## start

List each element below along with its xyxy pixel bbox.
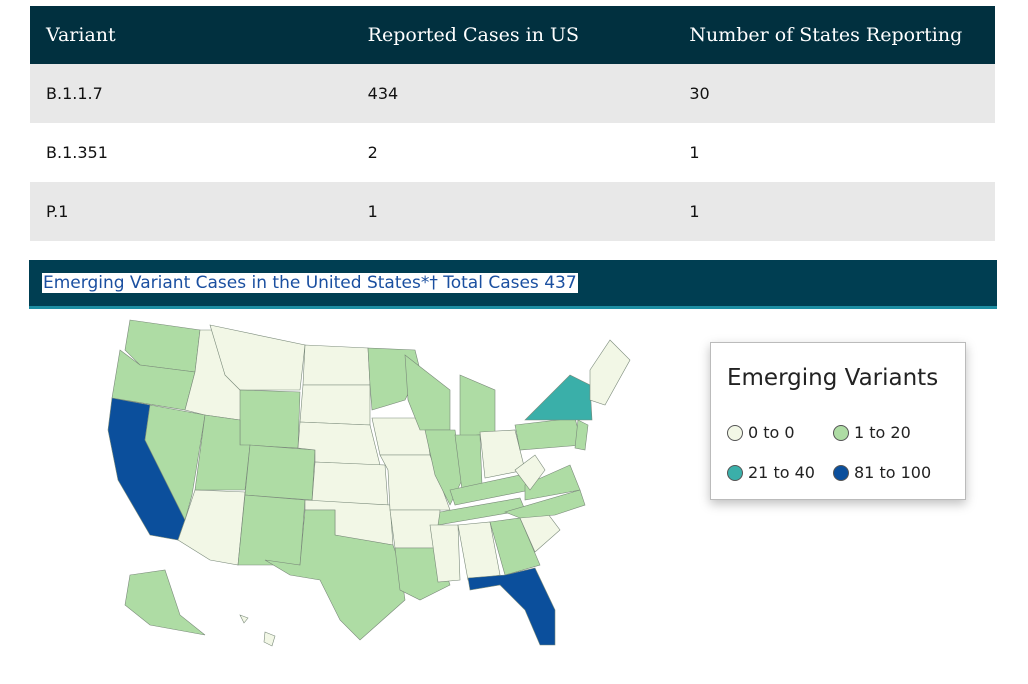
state xyxy=(429,524,461,583)
legend-item: 0 to 0 xyxy=(727,423,795,442)
state xyxy=(574,419,589,451)
state xyxy=(514,417,583,451)
cell: 30 xyxy=(689,84,710,103)
state xyxy=(264,509,406,641)
legend-item: 81 to 100 xyxy=(833,463,931,482)
cell: P.1 xyxy=(46,202,69,221)
header-cell: Number of States Reporting xyxy=(689,24,963,46)
map-legend: Emerging Variants 0 to 0 1 to 20 21 to 40 8… xyxy=(710,342,966,500)
legend-item: 21 to 40 xyxy=(727,463,815,482)
state xyxy=(589,339,631,406)
state xyxy=(524,464,581,501)
state xyxy=(124,569,206,636)
legend-swatch xyxy=(727,464,743,481)
table-row: B.1.351 2 1 xyxy=(30,123,995,182)
state xyxy=(263,631,276,647)
legend-label: 21 to 40 xyxy=(748,463,815,482)
state xyxy=(489,517,541,576)
states xyxy=(107,319,631,647)
state xyxy=(524,374,593,421)
state xyxy=(459,374,496,439)
state xyxy=(144,404,206,521)
state xyxy=(514,454,546,491)
header-cell: Variant xyxy=(46,24,116,46)
state xyxy=(237,494,306,566)
cell: 434 xyxy=(367,84,399,103)
map-title-bar: Emerging Variant Cases in the United Sta… xyxy=(29,260,997,309)
table-header: Variant Reported Cases in US Number of S… xyxy=(30,6,995,64)
state xyxy=(504,489,586,519)
state xyxy=(239,614,249,624)
state xyxy=(457,521,501,581)
legend-label: 0 to 0 xyxy=(748,423,795,442)
legend-label: 81 to 100 xyxy=(854,463,932,482)
legend-swatch xyxy=(833,424,849,441)
state xyxy=(244,444,316,501)
us-map xyxy=(107,319,631,647)
cell: 2 xyxy=(367,143,378,162)
state xyxy=(299,384,371,426)
state xyxy=(302,344,371,386)
cell: B.1.1.7 xyxy=(46,84,103,103)
legend-label: 1 to 20 xyxy=(854,423,911,442)
legend-item: 1 to 20 xyxy=(833,423,911,442)
state xyxy=(467,567,556,646)
legend-swatch xyxy=(833,464,849,481)
legend-title: Emerging Variants xyxy=(727,365,939,391)
legend-swatch xyxy=(727,424,743,441)
cell: 1 xyxy=(367,202,378,221)
variant-table: Variant Reported Cases in US Number of S… xyxy=(30,6,995,241)
table-row: B.1.1.7 434 30 xyxy=(30,64,995,123)
state xyxy=(209,324,306,391)
header-cell: Reported Cases in US xyxy=(367,24,580,46)
cell: B.1.351 xyxy=(46,143,108,162)
table-row: P.1 1 1 xyxy=(30,182,995,241)
cell: 1 xyxy=(689,202,700,221)
cell: 1 xyxy=(689,143,700,162)
map-title: Emerging Variant Cases in the United Sta… xyxy=(42,273,578,293)
state xyxy=(311,461,389,506)
state xyxy=(239,389,301,449)
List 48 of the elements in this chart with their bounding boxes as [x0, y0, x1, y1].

## end

[STATED TASK] Update the data above by replacing each "legend-swatch" with "legend-key" and leaving every other part unchanged. Omit the pictures from the result.

[REPLY]
List each element below along with its xyxy pixel bbox.
state xyxy=(429,524,461,583)
legend-item: 0 to 0 xyxy=(727,423,795,442)
state xyxy=(574,419,589,451)
state xyxy=(514,417,583,451)
cell: 30 xyxy=(689,84,710,103)
state xyxy=(264,509,406,641)
legend-item: 81 to 100 xyxy=(833,463,931,482)
cell: P.1 xyxy=(46,202,69,221)
header-cell: Number of States Reporting xyxy=(689,24,963,46)
map-legend: Emerging Variants 0 to 0 1 to 20 21 to 40 8… xyxy=(710,342,966,500)
legend-item: 21 to 40 xyxy=(727,463,815,482)
state xyxy=(589,339,631,406)
state xyxy=(524,464,581,501)
state xyxy=(124,569,206,636)
legend-key xyxy=(727,464,743,481)
table-row: B.1.351 2 1 xyxy=(30,123,995,182)
state xyxy=(263,631,276,647)
legend-label: 21 to 40 xyxy=(748,463,815,482)
state xyxy=(489,517,541,576)
states xyxy=(107,319,631,647)
state xyxy=(524,374,593,421)
state xyxy=(459,374,496,439)
state xyxy=(144,404,206,521)
state xyxy=(514,454,546,491)
header-cell: Variant xyxy=(46,24,116,46)
state xyxy=(237,494,306,566)
cell: 434 xyxy=(367,84,399,103)
map-title-bar: Emerging Variant Cases in the United Sta… xyxy=(29,260,997,309)
table-header: Variant Reported Cases in US Number of S… xyxy=(30,6,995,64)
state xyxy=(504,489,586,519)
state xyxy=(239,614,249,624)
state xyxy=(457,521,501,581)
legend-label: 0 to 0 xyxy=(748,423,795,442)
legend-label: 81 to 100 xyxy=(854,463,932,482)
legend-key xyxy=(833,424,849,441)
state xyxy=(244,444,316,501)
us-map xyxy=(107,319,631,647)
cell: 2 xyxy=(367,143,378,162)
state xyxy=(299,384,371,426)
state xyxy=(302,344,371,386)
cell: B.1.1.7 xyxy=(46,84,103,103)
legend-label: 1 to 20 xyxy=(854,423,911,442)
legend-item: 1 to 20 xyxy=(833,423,911,442)
state xyxy=(467,567,556,646)
legend-key xyxy=(833,464,849,481)
legend-title: Emerging Variants xyxy=(727,365,939,391)
legend-key xyxy=(727,424,743,441)
cell: 1 xyxy=(367,202,378,221)
variant-table: Variant Reported Cases in US Number of S… xyxy=(30,6,995,241)
table-row: B.1.1.7 434 30 xyxy=(30,64,995,123)
state xyxy=(209,324,306,391)
header-cell: Reported Cases in US xyxy=(367,24,580,46)
cell: B.1.351 xyxy=(46,143,108,162)
table-row: P.1 1 1 xyxy=(30,182,995,241)
cell: 1 xyxy=(689,202,700,221)
cell: 1 xyxy=(689,143,700,162)
map-title: Emerging Variant Cases in the United Sta… xyxy=(42,273,578,293)
state xyxy=(311,461,389,506)
state xyxy=(239,389,301,449)
List 48 of the elements in this chart with their bounding boxes as [x0, y0, x1, y1].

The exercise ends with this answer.